*Stated exercise:*
Below are entries to be transcribed exactly; exclude the pictures from the copy.

[Data entries]

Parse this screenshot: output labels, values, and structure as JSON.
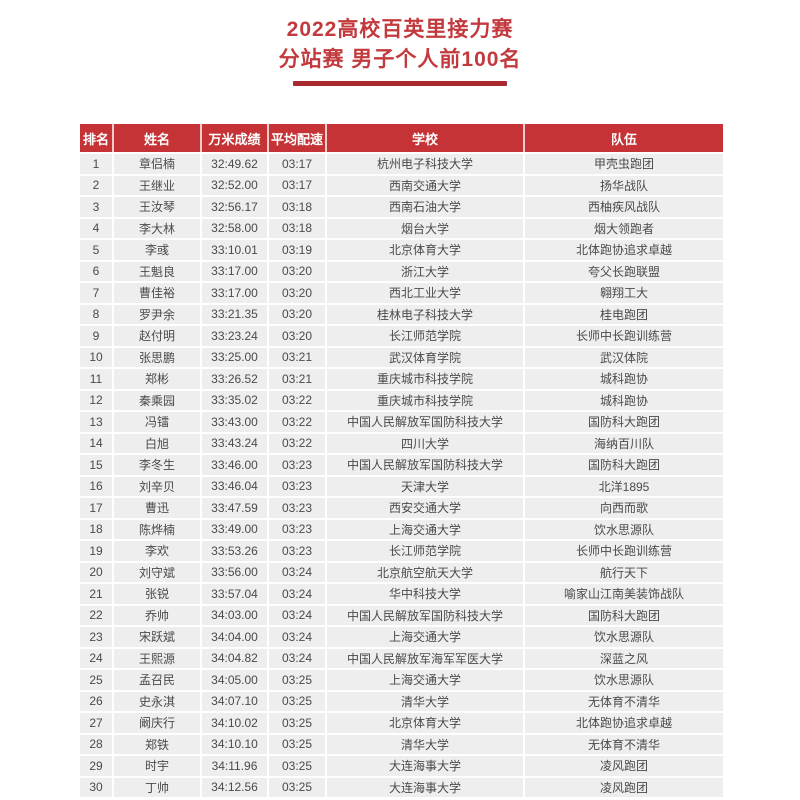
{
  "page": {
    "title_line1": "2022高校百英里接力赛",
    "title_line2": "分站赛 男子个人前100名"
  },
  "colors": {
    "title_red": "#c23a3d",
    "underline_red": "#a8292d",
    "header_red": "#c53336",
    "row_bg": "#eeeeef",
    "body_text": "#4a4a4a"
  },
  "table": {
    "columns": {
      "rank": "排名",
      "name": "姓名",
      "time": "万米成绩",
      "pace": "平均配速",
      "school": "学校",
      "team": "队伍"
    },
    "rows": [
      {
        "rank": "1",
        "name": "章侣楠",
        "time": "32:49.62",
        "pace": "03:17",
        "school": "杭州电子科技大学",
        "team": "甲壳虫跑团"
      },
      {
        "rank": "2",
        "name": "王继业",
        "time": "32:52.00",
        "pace": "03:17",
        "school": "西南交通大学",
        "team": "扬华战队"
      },
      {
        "rank": "3",
        "name": "王汝琴",
        "time": "32:56.17",
        "pace": "03:18",
        "school": "西南石油大学",
        "team": "西柚疾风战队"
      },
      {
        "rank": "4",
        "name": "李大林",
        "time": "32:58.00",
        "pace": "03:18",
        "school": "烟台大学",
        "team": "烟大领跑者"
      },
      {
        "rank": "5",
        "name": "李彧",
        "time": "33:10.01",
        "pace": "03:19",
        "school": "北京体育大学",
        "team": "北体跑协追求卓越"
      },
      {
        "rank": "6",
        "name": "王魁良",
        "time": "33:17.00",
        "pace": "03:20",
        "school": "浙江大学",
        "team": "夸父长跑联盟"
      },
      {
        "rank": "7",
        "name": "曹佳裕",
        "time": "33:17.00",
        "pace": "03:20",
        "school": "西北工业大学",
        "team": "翱翔工大"
      },
      {
        "rank": "8",
        "name": "罗尹余",
        "time": "33:21.35",
        "pace": "03:20",
        "school": "桂林电子科技大学",
        "team": "桂电跑团"
      },
      {
        "rank": "9",
        "name": "赵付明",
        "time": "33:23.24",
        "pace": "03:20",
        "school": "长江师范学院",
        "team": "长师中长跑训练营"
      },
      {
        "rank": "10",
        "name": "张思鹏",
        "time": "33:25.00",
        "pace": "03:21",
        "school": "武汉体育学院",
        "team": "武汉体院"
      },
      {
        "rank": "11",
        "name": "郑彬",
        "time": "33:26.52",
        "pace": "03:21",
        "school": "重庆城市科技学院",
        "team": "城科跑协"
      },
      {
        "rank": "12",
        "name": "秦乘园",
        "time": "33:35.02",
        "pace": "03:22",
        "school": "重庆城市科技学院",
        "team": "城科跑协"
      },
      {
        "rank": "13",
        "name": "冯镭",
        "time": "33:43.00",
        "pace": "03:22",
        "school": "中国人民解放军国防科技大学",
        "team": "国防科大跑团"
      },
      {
        "rank": "14",
        "name": "白旭",
        "time": "33:43.24",
        "pace": "03:22",
        "school": "四川大学",
        "team": "海纳百川队"
      },
      {
        "rank": "15",
        "name": "李冬生",
        "time": "33:46.00",
        "pace": "03:23",
        "school": "中国人民解放军国防科技大学",
        "team": "国防科大跑团"
      },
      {
        "rank": "16",
        "name": "刘辛贝",
        "time": "33:46.04",
        "pace": "03:23",
        "school": "天津大学",
        "team": "北洋1895"
      },
      {
        "rank": "17",
        "name": "曹迅",
        "time": "33:47.59",
        "pace": "03:23",
        "school": "西安交通大学",
        "team": "向西而歌"
      },
      {
        "rank": "18",
        "name": "陈烨楠",
        "time": "33:49.00",
        "pace": "03:23",
        "school": "上海交通大学",
        "team": "饮水思源队"
      },
      {
        "rank": "19",
        "name": "李欢",
        "time": "33:53.26",
        "pace": "03:23",
        "school": "长江师范学院",
        "team": "长师中长跑训练营"
      },
      {
        "rank": "20",
        "name": "刘守斌",
        "time": "33:56.00",
        "pace": "03:24",
        "school": "北京航空航天大学",
        "team": "航行天下"
      },
      {
        "rank": "21",
        "name": "张锐",
        "time": "33:57.04",
        "pace": "03:24",
        "school": "华中科技大学",
        "team": "喻家山江南美装饰战队"
      },
      {
        "rank": "22",
        "name": "乔帅",
        "time": "34:03.00",
        "pace": "03:24",
        "school": "中国人民解放军国防科技大学",
        "team": "国防科大跑团"
      },
      {
        "rank": "23",
        "name": "宋跃斌",
        "time": "34:04.00",
        "pace": "03:24",
        "school": "上海交通大学",
        "team": "饮水思源队"
      },
      {
        "rank": "24",
        "name": "王熙源",
        "time": "34:04.82",
        "pace": "03:24",
        "school": "中国人民解放军海军军医大学",
        "team": "深蓝之风"
      },
      {
        "rank": "25",
        "name": "孟召民",
        "time": "34:05.00",
        "pace": "03:25",
        "school": "上海交通大学",
        "team": "饮水思源队"
      },
      {
        "rank": "26",
        "name": "史永淇",
        "time": "34:07.10",
        "pace": "03:25",
        "school": "清华大学",
        "team": "无体育不清华"
      },
      {
        "rank": "27",
        "name": "阚庆行",
        "time": "34:10.02",
        "pace": "03:25",
        "school": "北京体育大学",
        "team": "北体跑协追求卓越"
      },
      {
        "rank": "28",
        "name": "郑铁",
        "time": "34:10.10",
        "pace": "03:25",
        "school": "清华大学",
        "team": "无体育不清华"
      },
      {
        "rank": "29",
        "name": "时宇",
        "time": "34:11.96",
        "pace": "03:25",
        "school": "大连海事大学",
        "team": "凌风跑团"
      },
      {
        "rank": "30",
        "name": "丁帅",
        "time": "34:12.56",
        "pace": "03:25",
        "school": "大连海事大学",
        "team": "凌风跑团"
      }
    ]
  }
}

*Solution for this task:*
Parse this screenshot: output labels, values, and structure as JSON.
{
  "page": {
    "title_line1": "2022高校百英里接力赛",
    "title_line2": "分站赛 男子个人前100名"
  },
  "colors": {
    "title_red": "#c23a3d",
    "underline_red": "#a8292d",
    "header_red": "#c53336",
    "row_bg": "#eeeeef",
    "body_text": "#4a4a4a"
  },
  "table": {
    "columns": {
      "rank": "排名",
      "name": "姓名",
      "time": "万米成绩",
      "pace": "平均配速",
      "school": "学校",
      "team": "队伍"
    },
    "rows": [
      {
        "rank": "1",
        "name": "章侣楠",
        "time": "32:49.62",
        "pace": "03:17",
        "school": "杭州电子科技大学",
        "team": "甲壳虫跑团"
      },
      {
        "rank": "2",
        "name": "王继业",
        "time": "32:52.00",
        "pace": "03:17",
        "school": "西南交通大学",
        "team": "扬华战队"
      },
      {
        "rank": "3",
        "name": "王汝琴",
        "time": "32:56.17",
        "pace": "03:18",
        "school": "西南石油大学",
        "team": "西柚疾风战队"
      },
      {
        "rank": "4",
        "name": "李大林",
        "time": "32:58.00",
        "pace": "03:18",
        "school": "烟台大学",
        "team": "烟大领跑者"
      },
      {
        "rank": "5",
        "name": "李彧",
        "time": "33:10.01",
        "pace": "03:19",
        "school": "北京体育大学",
        "team": "北体跑协追求卓越"
      },
      {
        "rank": "6",
        "name": "王魁良",
        "time": "33:17.00",
        "pace": "03:20",
        "school": "浙江大学",
        "team": "夸父长跑联盟"
      },
      {
        "rank": "7",
        "name": "曹佳裕",
        "time": "33:17.00",
        "pace": "03:20",
        "school": "西北工业大学",
        "team": "翱翔工大"
      },
      {
        "rank": "8",
        "name": "罗尹余",
        "time": "33:21.35",
        "pace": "03:20",
        "school": "桂林电子科技大学",
        "team": "桂电跑团"
      },
      {
        "rank": "9",
        "name": "赵付明",
        "time": "33:23.24",
        "pace": "03:20",
        "school": "长江师范学院",
        "team": "长师中长跑训练营"
      },
      {
        "rank": "10",
        "name": "张思鹏",
        "time": "33:25.00",
        "pace": "03:21",
        "school": "武汉体育学院",
        "team": "武汉体院"
      },
      {
        "rank": "11",
        "name": "郑彬",
        "time": "33:26.52",
        "pace": "03:21",
        "school": "重庆城市科技学院",
        "team": "城科跑协"
      },
      {
        "rank": "12",
        "name": "秦乘园",
        "time": "33:35.02",
        "pace": "03:22",
        "school": "重庆城市科技学院",
        "team": "城科跑协"
      },
      {
        "rank": "13",
        "name": "冯镭",
        "time": "33:43.00",
        "pace": "03:22",
        "school": "中国人民解放军国防科技大学",
        "team": "国防科大跑团"
      },
      {
        "rank": "14",
        "name": "白旭",
        "time": "33:43.24",
        "pace": "03:22",
        "school": "四川大学",
        "team": "海纳百川队"
      },
      {
        "rank": "15",
        "name": "李冬生",
        "time": "33:46.00",
        "pace": "03:23",
        "school": "中国人民解放军国防科技大学",
        "team": "国防科大跑团"
      },
      {
        "rank": "16",
        "name": "刘辛贝",
        "time": "33:46.04",
        "pace": "03:23",
        "school": "天津大学",
        "team": "北洋1895"
      },
      {
        "rank": "17",
        "name": "曹迅",
        "time": "33:47.59",
        "pace": "03:23",
        "school": "西安交通大学",
        "team": "向西而歌"
      },
      {
        "rank": "18",
        "name": "陈烨楠",
        "time": "33:49.00",
        "pace": "03:23",
        "school": "上海交通大学",
        "team": "饮水思源队"
      },
      {
        "rank": "19",
        "name": "李欢",
        "time": "33:53.26",
        "pace": "03:23",
        "school": "长江师范学院",
        "team": "长师中长跑训练营"
      },
      {
        "rank": "20",
        "name": "刘守斌",
        "time": "33:56.00",
        "pace": "03:24",
        "school": "北京航空航天大学",
        "team": "航行天下"
      },
      {
        "rank": "21",
        "name": "张锐",
        "time": "33:57.04",
        "pace": "03:24",
        "school": "华中科技大学",
        "team": "喻家山江南美装饰战队"
      },
      {
        "rank": "22",
        "name": "乔帅",
        "time": "34:03.00",
        "pace": "03:24",
        "school": "中国人民解放军国防科技大学",
        "team": "国防科大跑团"
      },
      {
        "rank": "23",
        "name": "宋跃斌",
        "time": "34:04.00",
        "pace": "03:24",
        "school": "上海交通大学",
        "team": "饮水思源队"
      },
      {
        "rank": "24",
        "name": "王熙源",
        "time": "34:04.82",
        "pace": "03:24",
        "school": "中国人民解放军海军军医大学",
        "team": "深蓝之风"
      },
      {
        "rank": "25",
        "name": "孟召民",
        "time": "34:05.00",
        "pace": "03:25",
        "school": "上海交通大学",
        "team": "饮水思源队"
      },
      {
        "rank": "26",
        "name": "史永淇",
        "time": "34:07.10",
        "pace": "03:25",
        "school": "清华大学",
        "team": "无体育不清华"
      },
      {
        "rank": "27",
        "name": "阚庆行",
        "time": "34:10.02",
        "pace": "03:25",
        "school": "北京体育大学",
        "team": "北体跑协追求卓越"
      },
      {
        "rank": "28",
        "name": "郑铁",
        "time": "34:10.10",
        "pace": "03:25",
        "school": "清华大学",
        "team": "无体育不清华"
      },
      {
        "rank": "29",
        "name": "时宇",
        "time": "34:11.96",
        "pace": "03:25",
        "school": "大连海事大学",
        "team": "凌风跑团"
      },
      {
        "rank": "30",
        "name": "丁帅",
        "time": "34:12.56",
        "pace": "03:25",
        "school": "大连海事大学",
        "team": "凌风跑团"
      }
    ]
  }
}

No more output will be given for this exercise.